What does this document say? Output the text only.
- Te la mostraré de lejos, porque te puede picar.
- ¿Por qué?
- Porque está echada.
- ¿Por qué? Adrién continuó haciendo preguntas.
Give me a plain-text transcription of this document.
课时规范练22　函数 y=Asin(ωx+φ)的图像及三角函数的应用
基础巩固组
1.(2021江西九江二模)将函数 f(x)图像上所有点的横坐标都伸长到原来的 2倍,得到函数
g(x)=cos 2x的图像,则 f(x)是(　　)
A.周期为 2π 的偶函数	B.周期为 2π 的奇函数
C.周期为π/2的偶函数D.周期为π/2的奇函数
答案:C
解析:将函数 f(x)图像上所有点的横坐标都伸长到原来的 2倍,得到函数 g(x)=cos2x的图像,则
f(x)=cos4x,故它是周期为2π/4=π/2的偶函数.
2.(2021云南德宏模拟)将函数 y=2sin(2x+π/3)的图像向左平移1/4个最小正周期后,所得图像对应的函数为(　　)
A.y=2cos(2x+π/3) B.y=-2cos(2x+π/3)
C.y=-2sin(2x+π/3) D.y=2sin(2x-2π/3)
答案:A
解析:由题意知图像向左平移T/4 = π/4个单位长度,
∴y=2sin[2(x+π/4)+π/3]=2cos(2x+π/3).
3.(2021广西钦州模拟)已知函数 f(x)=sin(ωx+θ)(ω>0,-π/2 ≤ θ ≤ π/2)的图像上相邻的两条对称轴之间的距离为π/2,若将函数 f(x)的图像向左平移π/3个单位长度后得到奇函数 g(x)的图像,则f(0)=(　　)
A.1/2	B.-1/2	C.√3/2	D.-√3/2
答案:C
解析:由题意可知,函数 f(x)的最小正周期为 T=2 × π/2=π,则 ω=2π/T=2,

WHAT IS REQUIRED:
List every line above that holds the word "text".

PROBLEM SOLUTION:
What does this document say? Output the text only.
Give me a plain-text transcription of this document.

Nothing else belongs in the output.